▸ Your instructions:
Every line of the material below must be repeated exactly.

|---|

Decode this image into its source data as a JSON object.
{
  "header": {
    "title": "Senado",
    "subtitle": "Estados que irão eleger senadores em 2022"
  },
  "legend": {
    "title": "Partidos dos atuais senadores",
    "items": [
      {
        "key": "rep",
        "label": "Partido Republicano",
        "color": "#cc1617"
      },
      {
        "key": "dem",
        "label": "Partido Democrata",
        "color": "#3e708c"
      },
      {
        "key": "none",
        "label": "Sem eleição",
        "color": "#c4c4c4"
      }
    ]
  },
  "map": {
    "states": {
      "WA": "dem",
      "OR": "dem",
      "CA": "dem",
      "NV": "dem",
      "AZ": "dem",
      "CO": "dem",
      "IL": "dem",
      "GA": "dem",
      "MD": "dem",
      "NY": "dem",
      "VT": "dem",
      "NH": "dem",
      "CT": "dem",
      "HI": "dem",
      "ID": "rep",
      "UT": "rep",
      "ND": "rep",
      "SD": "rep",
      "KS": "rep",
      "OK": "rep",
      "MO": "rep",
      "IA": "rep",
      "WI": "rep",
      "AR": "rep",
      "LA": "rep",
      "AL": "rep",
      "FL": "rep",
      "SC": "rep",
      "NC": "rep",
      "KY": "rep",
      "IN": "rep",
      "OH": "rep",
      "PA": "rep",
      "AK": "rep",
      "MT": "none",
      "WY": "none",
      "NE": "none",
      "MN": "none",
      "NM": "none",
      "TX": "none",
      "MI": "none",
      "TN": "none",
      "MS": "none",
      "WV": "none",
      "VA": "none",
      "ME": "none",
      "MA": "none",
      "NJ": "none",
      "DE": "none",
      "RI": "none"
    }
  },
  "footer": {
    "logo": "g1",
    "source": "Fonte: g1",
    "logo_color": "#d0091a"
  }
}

|---|

▸ Result:
Decode this image into its source data as a JSON object.
{
  "header": {
    "title": "Senado",
    "subtitle": "Estados que irão eleger senadores em 2022"
  },
  "legend": {
    "title": "Partidos dos atuais senadores",
    "items": [
      {
        "key": "rep",
        "label": "Partido Republicano",
        "color": "#cc1617"
      },
      {
        "key": "dem",
        "label": "Partido Democrata",
        "color": "#3e708c"
      },
      {
        "key": "none",
        "label": "Sem eleição",
        "color": "#c4c4c4"
      }
    ]
  },
  "map": {
    "states": {
      "WA": "dem",
      "OR": "dem",
      "CA": "dem",
      "NV": "dem",
      "AZ": "dem",
      "CO": "dem",
      "IL": "dem",
      "GA": "dem",
      "MD": "dem",
      "NY": "dem",
      "VT": "dem",
      "NH": "dem",
      "CT": "dem",
      "HI": "dem",
      "ID": "rep",
      "UT": "rep",
      "ND": "rep",
      "SD": "rep",
      "KS": "rep",
      "OK": "rep",
      "MO": "rep",
      "IA": "rep",
      "WI": "rep",
      "AR": "rep",
      "LA": "rep",
      "AL": "rep",
      "FL": "rep",
      "SC": "rep",
      "NC": "rep",
      "KY": "rep",
      "IN": "rep",
      "OH": "rep",
      "PA": "rep",
      "AK": "rep",
      "MT": "none",
      "WY": "none",
      "NE": "none",
      "MN": "none",
      "NM": "none",
      "TX": "none",
      "MI": "none",
      "TN": "none",
      "MS": "none",
      "WV": "none",
      "VA": "none",
      "ME": "none",
      "MA": "none",
      "NJ": "none",
      "DE": "none",
      "RI": "none"
    }
  },
  "footer": {
    "logo": "g1",
    "source": "Fonte: g1",
    "logo_color": "#d0091a"
  }
}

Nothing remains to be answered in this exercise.